• WORK TO DO:
Look through the lines of the material and count those containing "title". Give that count alone.

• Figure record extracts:
*****

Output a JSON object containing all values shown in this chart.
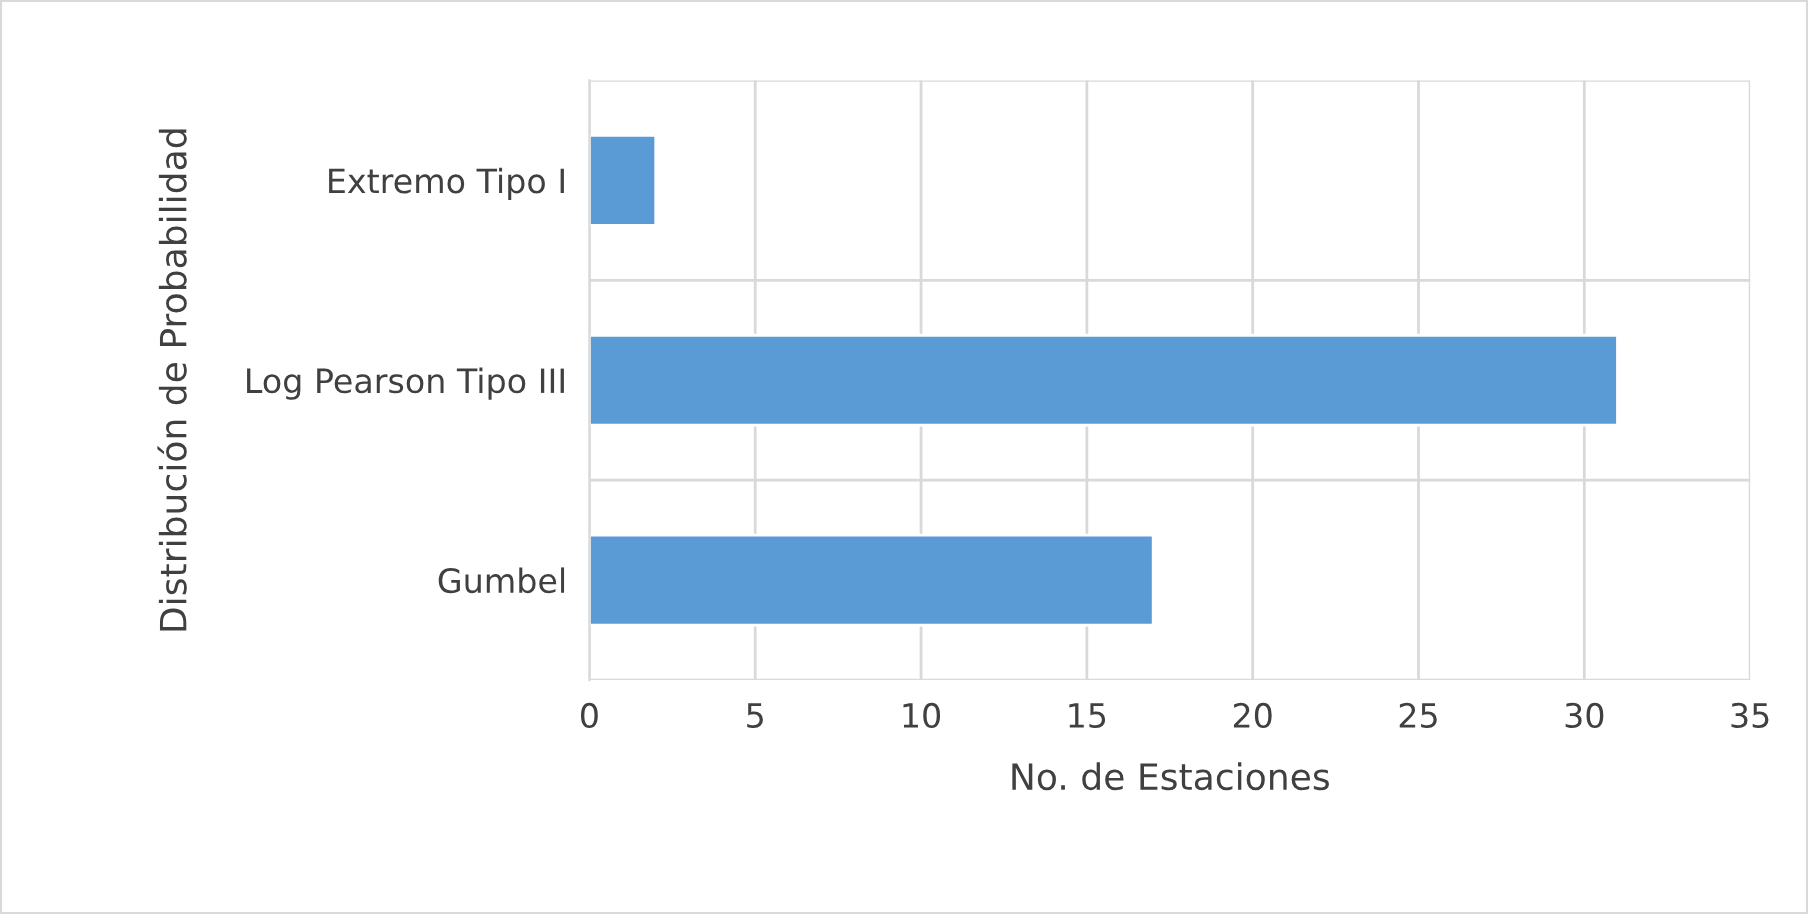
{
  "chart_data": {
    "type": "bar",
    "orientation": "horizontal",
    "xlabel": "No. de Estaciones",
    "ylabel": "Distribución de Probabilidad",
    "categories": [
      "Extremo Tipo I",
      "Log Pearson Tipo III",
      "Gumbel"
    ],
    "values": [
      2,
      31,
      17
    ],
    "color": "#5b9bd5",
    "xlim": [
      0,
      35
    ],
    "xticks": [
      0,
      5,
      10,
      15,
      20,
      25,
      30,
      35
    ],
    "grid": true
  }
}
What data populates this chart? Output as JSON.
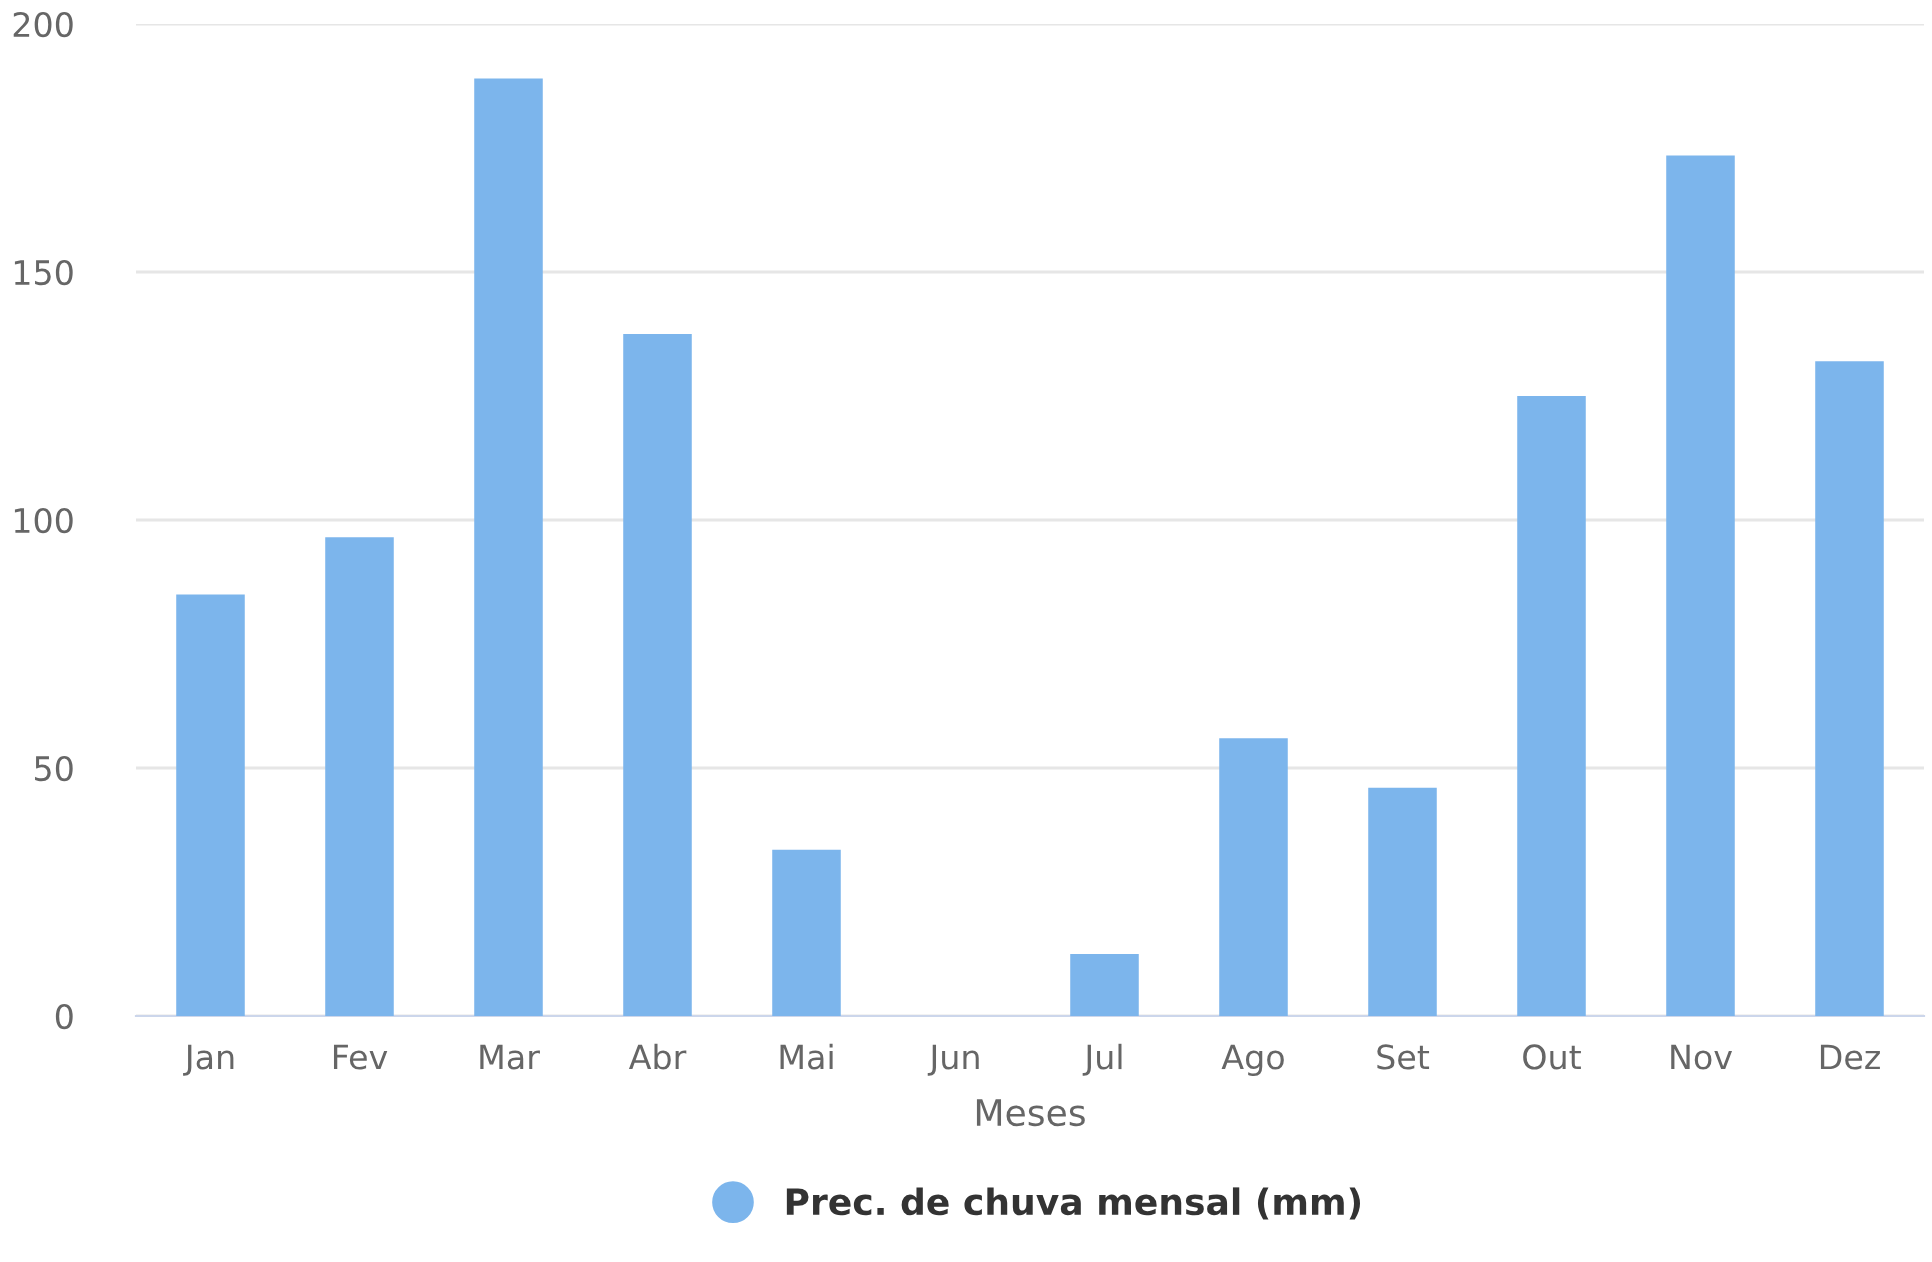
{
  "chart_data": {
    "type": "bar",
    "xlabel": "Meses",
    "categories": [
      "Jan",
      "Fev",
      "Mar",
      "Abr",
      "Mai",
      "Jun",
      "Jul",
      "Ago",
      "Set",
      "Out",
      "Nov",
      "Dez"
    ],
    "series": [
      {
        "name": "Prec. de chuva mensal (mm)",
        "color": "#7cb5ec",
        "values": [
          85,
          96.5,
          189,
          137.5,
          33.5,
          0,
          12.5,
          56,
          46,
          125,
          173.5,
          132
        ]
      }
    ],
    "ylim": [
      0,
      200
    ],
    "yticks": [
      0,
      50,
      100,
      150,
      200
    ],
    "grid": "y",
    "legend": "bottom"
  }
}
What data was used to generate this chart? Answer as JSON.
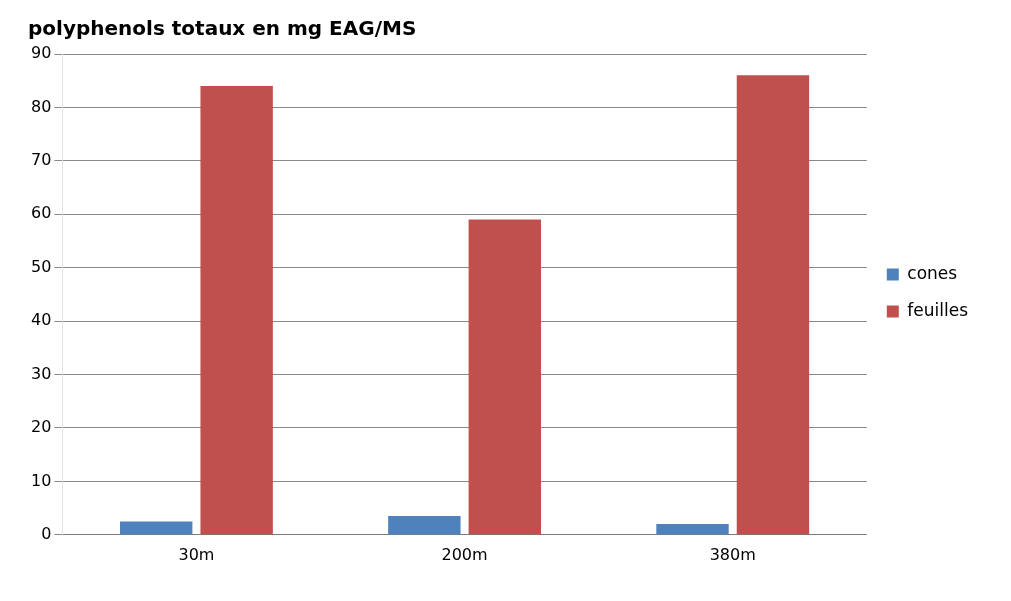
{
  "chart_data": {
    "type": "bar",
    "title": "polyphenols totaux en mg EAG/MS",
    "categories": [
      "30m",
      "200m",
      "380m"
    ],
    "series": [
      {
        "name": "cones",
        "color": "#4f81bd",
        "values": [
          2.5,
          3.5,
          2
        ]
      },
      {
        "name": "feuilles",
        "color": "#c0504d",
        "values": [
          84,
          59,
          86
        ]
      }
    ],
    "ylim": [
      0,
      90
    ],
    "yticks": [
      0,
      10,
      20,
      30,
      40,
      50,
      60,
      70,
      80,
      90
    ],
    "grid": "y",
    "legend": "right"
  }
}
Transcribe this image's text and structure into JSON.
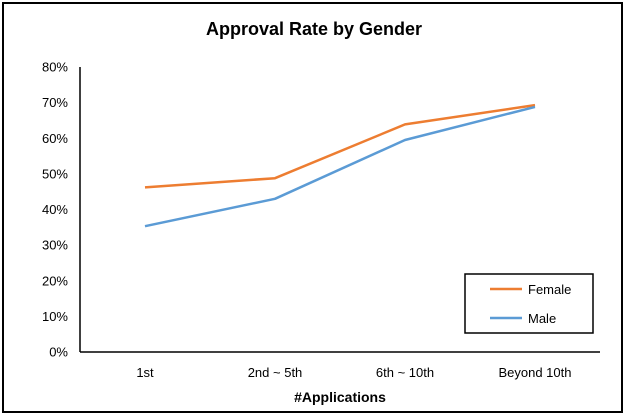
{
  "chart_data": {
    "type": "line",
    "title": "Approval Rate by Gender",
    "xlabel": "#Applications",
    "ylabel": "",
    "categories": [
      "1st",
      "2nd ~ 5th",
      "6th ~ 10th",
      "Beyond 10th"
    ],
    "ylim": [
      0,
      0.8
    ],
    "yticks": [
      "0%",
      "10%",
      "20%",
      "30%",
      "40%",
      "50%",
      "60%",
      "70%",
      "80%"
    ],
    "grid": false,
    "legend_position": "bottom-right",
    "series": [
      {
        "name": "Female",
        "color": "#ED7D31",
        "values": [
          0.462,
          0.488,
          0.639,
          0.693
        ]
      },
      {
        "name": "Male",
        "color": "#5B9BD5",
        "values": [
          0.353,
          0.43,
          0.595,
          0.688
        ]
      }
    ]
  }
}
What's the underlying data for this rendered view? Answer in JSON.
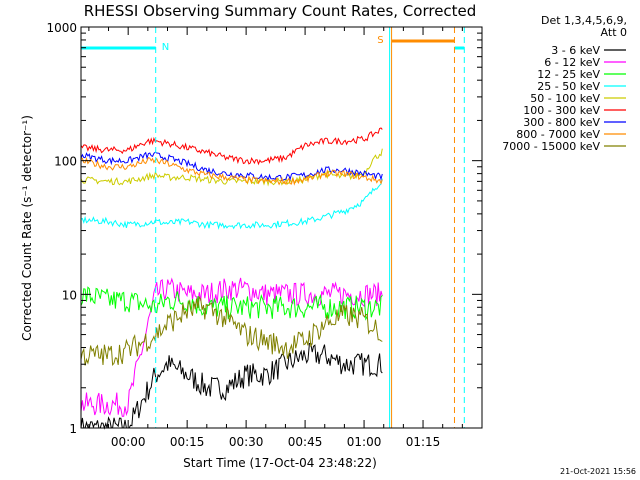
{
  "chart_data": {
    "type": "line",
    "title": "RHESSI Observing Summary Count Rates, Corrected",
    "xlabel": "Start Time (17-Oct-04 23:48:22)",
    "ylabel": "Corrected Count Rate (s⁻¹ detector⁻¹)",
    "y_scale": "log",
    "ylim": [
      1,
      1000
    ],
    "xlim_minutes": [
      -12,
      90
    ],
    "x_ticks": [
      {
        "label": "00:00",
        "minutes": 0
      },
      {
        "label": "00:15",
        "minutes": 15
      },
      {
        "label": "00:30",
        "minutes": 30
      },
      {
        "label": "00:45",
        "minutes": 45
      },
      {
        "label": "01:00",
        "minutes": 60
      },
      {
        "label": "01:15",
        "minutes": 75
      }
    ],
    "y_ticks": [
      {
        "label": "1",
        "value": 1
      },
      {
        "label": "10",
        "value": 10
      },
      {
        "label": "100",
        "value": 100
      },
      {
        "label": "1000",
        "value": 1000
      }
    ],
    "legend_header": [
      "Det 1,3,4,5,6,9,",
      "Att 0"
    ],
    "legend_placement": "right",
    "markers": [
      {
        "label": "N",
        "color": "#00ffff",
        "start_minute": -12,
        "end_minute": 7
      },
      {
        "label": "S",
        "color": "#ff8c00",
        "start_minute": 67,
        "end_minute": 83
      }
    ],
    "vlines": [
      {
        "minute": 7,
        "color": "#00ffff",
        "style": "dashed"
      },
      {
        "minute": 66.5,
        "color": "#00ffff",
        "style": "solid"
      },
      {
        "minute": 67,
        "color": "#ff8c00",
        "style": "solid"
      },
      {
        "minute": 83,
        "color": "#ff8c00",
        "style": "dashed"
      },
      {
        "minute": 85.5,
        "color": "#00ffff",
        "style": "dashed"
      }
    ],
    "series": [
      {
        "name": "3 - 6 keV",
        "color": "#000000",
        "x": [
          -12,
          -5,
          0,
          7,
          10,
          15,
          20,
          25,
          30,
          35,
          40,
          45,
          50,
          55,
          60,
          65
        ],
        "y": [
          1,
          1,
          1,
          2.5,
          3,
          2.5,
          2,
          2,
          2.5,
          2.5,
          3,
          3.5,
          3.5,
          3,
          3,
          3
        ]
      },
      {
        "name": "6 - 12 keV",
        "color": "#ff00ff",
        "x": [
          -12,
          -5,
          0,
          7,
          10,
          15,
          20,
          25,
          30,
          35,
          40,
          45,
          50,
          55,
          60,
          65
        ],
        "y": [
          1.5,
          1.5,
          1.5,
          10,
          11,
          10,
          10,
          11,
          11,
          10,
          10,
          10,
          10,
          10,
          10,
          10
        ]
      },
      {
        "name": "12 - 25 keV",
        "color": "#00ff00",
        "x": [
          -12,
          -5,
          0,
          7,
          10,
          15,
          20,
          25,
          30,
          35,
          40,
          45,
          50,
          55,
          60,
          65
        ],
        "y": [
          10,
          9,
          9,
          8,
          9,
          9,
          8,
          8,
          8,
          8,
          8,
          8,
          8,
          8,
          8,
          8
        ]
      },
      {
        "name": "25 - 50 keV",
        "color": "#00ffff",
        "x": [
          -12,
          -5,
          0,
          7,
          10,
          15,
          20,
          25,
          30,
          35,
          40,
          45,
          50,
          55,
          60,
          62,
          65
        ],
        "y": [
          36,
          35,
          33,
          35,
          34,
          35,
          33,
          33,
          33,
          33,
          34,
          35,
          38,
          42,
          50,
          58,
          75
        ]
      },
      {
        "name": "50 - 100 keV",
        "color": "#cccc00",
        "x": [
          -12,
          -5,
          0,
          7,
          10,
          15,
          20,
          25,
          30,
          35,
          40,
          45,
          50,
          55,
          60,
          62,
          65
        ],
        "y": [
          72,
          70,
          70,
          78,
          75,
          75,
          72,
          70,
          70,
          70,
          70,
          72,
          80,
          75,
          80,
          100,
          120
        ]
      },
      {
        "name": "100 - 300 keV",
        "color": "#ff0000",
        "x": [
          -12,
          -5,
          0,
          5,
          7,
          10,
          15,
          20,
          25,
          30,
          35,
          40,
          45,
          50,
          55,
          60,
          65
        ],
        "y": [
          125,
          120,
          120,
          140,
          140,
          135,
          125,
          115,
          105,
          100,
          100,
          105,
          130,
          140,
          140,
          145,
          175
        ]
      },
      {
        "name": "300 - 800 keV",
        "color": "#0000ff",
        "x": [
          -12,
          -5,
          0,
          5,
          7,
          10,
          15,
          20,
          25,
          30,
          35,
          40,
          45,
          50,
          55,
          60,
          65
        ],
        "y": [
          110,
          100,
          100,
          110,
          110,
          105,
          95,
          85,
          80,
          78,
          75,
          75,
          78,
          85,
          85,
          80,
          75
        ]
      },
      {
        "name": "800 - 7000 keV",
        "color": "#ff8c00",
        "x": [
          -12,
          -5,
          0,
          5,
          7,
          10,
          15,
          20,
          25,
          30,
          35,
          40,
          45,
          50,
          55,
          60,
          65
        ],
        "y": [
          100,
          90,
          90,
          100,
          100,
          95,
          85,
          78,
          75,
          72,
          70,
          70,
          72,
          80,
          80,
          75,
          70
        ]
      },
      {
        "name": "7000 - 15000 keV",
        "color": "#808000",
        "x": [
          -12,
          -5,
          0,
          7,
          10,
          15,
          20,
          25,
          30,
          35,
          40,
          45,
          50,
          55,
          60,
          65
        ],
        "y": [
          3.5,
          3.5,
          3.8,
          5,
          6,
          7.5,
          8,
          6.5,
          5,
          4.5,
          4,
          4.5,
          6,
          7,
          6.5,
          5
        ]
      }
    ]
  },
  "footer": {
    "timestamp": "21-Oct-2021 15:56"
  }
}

*****

• RESULT OF THIS TASK:
3